*Work to complete:* Copy out each line that has "amplitude" in it.

Structured figure records
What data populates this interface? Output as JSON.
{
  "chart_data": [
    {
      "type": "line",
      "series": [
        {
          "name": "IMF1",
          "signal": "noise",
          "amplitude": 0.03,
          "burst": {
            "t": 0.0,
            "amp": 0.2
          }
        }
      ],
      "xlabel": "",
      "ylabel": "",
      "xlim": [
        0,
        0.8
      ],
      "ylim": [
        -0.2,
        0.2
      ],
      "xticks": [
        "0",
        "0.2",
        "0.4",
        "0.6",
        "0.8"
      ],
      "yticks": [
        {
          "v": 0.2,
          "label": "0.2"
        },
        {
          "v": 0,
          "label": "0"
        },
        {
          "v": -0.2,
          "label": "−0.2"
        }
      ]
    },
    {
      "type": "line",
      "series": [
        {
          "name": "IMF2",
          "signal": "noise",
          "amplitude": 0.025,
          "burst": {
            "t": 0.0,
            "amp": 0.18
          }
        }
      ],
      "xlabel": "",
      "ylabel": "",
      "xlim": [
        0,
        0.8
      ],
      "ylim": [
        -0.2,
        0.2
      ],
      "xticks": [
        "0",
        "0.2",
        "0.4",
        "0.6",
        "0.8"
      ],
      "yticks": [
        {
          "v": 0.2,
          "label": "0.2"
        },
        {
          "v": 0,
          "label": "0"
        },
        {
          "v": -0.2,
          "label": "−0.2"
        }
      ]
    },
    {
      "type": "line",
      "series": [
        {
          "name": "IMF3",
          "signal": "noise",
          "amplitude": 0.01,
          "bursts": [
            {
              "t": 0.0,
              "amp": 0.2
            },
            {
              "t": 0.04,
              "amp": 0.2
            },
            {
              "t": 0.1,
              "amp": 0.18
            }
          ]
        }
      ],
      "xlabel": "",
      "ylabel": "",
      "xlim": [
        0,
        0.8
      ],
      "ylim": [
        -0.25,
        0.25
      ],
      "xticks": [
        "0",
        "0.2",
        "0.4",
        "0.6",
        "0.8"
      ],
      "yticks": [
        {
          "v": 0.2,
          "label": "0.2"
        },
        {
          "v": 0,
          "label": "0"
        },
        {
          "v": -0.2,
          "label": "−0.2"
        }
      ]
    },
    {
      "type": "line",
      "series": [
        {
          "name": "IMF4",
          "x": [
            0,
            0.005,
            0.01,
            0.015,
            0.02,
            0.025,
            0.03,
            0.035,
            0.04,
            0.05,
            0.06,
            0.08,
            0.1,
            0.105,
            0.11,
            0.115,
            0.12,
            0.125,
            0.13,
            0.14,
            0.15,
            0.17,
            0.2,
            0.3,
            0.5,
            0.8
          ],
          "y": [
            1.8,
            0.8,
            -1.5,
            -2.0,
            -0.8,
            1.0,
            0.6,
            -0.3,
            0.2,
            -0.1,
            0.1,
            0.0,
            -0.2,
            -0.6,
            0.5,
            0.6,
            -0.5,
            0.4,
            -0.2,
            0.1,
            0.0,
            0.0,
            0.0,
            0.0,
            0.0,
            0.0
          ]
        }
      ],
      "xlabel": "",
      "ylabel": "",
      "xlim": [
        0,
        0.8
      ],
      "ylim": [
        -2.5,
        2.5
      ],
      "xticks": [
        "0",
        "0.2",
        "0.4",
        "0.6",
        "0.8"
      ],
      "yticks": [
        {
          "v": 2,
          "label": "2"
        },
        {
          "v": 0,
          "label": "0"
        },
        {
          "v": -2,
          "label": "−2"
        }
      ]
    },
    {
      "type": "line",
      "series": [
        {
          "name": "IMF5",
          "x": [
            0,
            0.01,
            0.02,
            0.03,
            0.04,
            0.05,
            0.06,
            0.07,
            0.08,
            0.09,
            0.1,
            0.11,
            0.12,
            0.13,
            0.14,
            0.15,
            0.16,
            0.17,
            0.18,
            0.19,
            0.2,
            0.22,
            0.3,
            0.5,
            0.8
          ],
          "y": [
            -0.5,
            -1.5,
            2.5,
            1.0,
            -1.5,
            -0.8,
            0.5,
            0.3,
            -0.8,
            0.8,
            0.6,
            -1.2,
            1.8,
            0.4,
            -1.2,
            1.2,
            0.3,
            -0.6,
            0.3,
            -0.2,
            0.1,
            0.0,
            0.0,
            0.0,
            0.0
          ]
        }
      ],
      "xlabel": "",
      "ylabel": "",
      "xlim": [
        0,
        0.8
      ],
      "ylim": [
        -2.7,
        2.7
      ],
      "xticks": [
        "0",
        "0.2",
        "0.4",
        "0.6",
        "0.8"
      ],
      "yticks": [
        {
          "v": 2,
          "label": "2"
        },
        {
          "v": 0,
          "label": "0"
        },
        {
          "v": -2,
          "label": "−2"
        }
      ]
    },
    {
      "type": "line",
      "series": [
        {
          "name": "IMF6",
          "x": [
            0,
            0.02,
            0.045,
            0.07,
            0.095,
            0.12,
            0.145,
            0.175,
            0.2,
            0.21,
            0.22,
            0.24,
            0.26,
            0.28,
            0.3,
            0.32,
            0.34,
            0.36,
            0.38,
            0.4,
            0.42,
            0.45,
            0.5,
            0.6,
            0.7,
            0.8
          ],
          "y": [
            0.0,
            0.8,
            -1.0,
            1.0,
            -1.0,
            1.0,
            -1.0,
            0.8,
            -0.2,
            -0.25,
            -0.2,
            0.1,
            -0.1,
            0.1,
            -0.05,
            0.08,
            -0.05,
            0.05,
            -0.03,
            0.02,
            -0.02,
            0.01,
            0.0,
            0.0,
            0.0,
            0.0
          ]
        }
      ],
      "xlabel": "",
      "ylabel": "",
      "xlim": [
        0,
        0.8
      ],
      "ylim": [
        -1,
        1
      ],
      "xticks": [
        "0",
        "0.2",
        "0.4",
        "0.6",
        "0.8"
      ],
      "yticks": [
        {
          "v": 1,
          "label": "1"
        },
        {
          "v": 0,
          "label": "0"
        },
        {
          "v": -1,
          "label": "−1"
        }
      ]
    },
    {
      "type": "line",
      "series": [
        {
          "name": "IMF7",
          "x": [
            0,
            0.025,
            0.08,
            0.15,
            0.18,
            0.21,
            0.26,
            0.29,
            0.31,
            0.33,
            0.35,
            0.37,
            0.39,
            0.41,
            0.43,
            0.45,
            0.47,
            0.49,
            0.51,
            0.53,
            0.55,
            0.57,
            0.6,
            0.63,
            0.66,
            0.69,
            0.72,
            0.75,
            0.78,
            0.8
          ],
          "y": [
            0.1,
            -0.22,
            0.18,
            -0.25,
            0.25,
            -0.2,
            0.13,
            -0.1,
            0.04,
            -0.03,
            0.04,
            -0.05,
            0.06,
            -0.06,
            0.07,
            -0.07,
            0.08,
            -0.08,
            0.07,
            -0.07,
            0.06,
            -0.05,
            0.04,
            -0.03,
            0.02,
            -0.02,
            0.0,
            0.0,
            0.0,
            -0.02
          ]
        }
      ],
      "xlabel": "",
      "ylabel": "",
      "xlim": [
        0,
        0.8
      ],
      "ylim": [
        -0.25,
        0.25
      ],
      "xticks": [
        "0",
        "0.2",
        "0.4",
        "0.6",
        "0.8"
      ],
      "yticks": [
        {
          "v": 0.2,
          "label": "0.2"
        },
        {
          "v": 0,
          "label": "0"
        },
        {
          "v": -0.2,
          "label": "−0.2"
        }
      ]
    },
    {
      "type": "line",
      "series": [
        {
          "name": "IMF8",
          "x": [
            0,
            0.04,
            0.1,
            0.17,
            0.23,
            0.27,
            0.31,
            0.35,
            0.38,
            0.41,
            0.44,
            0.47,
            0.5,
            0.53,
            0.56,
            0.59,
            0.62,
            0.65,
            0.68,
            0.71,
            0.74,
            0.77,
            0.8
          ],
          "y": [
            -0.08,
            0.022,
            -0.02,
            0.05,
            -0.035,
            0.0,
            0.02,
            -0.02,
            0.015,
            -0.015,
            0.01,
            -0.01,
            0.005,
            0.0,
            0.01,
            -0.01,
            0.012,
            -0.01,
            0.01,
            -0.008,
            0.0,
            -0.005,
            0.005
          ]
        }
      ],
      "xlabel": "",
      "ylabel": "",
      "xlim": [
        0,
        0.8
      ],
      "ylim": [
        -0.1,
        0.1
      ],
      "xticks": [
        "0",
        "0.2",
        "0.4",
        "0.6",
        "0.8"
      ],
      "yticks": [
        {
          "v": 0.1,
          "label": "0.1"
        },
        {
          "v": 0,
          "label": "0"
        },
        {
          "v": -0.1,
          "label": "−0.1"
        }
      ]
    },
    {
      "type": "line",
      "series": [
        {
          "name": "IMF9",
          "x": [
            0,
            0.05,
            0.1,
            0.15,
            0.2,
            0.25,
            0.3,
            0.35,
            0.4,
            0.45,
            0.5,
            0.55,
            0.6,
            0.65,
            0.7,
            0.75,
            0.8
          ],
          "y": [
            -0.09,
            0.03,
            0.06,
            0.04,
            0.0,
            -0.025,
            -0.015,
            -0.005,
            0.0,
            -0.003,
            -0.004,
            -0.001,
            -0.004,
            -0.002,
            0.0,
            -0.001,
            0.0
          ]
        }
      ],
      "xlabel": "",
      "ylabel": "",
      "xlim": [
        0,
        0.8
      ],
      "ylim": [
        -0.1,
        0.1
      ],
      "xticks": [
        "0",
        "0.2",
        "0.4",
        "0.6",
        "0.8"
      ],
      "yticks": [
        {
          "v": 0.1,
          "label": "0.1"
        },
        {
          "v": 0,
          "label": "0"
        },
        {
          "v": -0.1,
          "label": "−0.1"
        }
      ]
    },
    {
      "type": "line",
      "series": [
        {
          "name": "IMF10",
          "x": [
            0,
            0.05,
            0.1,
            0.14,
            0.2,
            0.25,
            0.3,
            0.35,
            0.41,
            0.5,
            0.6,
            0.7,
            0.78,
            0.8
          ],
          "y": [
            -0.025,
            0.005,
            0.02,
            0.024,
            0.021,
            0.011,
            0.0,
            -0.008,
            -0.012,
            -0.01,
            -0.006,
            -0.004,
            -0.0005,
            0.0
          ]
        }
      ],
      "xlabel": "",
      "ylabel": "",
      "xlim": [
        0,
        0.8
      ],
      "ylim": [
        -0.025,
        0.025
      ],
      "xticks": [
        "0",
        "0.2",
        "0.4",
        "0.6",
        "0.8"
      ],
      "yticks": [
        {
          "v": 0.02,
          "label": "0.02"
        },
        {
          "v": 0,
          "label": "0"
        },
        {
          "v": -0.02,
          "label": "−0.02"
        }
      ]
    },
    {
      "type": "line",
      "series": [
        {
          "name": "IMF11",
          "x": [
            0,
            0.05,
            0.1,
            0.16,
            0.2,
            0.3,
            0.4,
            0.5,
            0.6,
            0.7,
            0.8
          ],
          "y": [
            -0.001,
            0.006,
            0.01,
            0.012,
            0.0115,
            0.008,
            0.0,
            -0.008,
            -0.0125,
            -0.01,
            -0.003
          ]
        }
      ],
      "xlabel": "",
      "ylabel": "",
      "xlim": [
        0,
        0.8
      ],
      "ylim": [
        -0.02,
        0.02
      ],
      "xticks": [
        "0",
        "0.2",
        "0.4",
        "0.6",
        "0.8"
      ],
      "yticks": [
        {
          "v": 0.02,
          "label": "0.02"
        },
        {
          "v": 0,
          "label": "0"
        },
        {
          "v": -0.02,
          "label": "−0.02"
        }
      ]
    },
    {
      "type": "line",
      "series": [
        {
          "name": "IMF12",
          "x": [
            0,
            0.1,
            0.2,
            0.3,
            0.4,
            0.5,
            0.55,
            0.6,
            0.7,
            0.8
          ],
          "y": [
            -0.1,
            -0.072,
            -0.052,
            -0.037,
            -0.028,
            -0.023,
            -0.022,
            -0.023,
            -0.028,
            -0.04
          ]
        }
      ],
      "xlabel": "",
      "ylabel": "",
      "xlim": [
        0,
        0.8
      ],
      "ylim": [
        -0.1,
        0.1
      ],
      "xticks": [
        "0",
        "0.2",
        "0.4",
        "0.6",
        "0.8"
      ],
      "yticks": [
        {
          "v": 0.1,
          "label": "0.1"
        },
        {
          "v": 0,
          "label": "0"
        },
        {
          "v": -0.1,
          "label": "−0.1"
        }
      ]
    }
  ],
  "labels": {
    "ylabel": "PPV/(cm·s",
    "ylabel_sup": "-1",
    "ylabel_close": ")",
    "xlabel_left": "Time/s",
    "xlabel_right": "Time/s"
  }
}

*Response to the exercise:*
          "amplitude": 0.03,
          "amplitude": 0.025,
          "amplitude": 0.01,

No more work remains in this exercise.